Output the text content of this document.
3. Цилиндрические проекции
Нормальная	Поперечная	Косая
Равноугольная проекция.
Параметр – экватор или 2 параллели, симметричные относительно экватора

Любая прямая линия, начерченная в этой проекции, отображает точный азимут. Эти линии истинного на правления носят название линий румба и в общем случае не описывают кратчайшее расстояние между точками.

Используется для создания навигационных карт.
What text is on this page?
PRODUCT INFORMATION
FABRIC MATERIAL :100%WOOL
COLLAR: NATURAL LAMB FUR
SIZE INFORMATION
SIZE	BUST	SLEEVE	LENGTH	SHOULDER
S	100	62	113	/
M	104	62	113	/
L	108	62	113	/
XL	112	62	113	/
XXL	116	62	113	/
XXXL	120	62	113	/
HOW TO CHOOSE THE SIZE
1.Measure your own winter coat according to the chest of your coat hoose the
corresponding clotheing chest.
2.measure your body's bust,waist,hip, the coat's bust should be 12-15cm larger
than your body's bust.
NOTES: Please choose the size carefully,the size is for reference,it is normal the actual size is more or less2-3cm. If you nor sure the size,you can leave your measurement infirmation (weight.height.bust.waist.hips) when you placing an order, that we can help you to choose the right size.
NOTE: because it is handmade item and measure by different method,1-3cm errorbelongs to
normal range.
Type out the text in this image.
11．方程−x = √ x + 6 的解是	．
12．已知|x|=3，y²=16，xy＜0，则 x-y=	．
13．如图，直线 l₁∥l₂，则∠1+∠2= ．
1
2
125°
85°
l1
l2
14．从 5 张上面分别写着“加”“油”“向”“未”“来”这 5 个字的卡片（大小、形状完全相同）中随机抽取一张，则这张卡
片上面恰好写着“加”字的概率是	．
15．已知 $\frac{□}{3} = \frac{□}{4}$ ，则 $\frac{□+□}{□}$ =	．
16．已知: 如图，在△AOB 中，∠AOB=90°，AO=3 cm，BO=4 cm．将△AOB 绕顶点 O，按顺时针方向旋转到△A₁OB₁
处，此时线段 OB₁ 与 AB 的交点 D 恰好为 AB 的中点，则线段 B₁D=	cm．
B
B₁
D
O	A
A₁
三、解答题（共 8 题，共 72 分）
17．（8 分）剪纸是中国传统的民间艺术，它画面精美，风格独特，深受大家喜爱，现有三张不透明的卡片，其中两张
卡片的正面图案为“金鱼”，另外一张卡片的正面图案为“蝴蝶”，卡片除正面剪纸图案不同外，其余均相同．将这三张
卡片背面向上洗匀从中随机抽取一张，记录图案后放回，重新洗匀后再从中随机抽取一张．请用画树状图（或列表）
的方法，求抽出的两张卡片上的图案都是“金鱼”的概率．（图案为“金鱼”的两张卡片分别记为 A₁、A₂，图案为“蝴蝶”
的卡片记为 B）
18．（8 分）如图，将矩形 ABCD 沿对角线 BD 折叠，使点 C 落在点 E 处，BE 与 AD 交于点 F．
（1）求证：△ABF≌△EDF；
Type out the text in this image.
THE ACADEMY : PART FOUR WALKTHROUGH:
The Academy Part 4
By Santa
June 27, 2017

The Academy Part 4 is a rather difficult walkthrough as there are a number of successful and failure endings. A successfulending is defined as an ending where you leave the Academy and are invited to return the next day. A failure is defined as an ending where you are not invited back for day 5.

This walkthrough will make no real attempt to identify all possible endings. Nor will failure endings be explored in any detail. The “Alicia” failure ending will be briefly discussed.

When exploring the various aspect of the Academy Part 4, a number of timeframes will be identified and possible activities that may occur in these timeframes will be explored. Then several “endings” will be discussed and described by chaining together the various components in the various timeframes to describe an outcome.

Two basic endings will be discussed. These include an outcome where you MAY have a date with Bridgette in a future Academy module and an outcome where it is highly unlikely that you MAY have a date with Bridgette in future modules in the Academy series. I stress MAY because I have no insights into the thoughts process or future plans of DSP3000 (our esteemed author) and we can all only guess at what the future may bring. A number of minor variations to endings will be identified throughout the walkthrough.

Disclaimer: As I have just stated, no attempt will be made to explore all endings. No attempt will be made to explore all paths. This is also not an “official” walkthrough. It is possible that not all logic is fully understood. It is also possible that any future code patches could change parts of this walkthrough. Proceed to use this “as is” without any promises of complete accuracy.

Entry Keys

**Your goal:**
Go through the preceding material and copy each line that has the word "possible".

**Exercise answer:**
This walkthrough will make no real attempt to identify all possible endings. Nor will failure endings be explored in any detail. The “Alicia” failure ending will be briefly discussed.
When exploring the various aspect of the Academy Part 4, a number of timeframes will be identified and possible activities that may occur in these timeframes will be explored. Then several “endings” will be discussed and described by chaining together the various components in the various timeframes to describe an outcome.
Disclaimer: As I have just stated, no attempt will be made to explore all endings. No attempt will be made to explore all paths. This is also not an “official” walkthrough. It is possible that not all logic is fully understood. It is also possible that any future code patches could change parts of this walkthrough. Proceed to use this “as is” without any promises of complete accuracy.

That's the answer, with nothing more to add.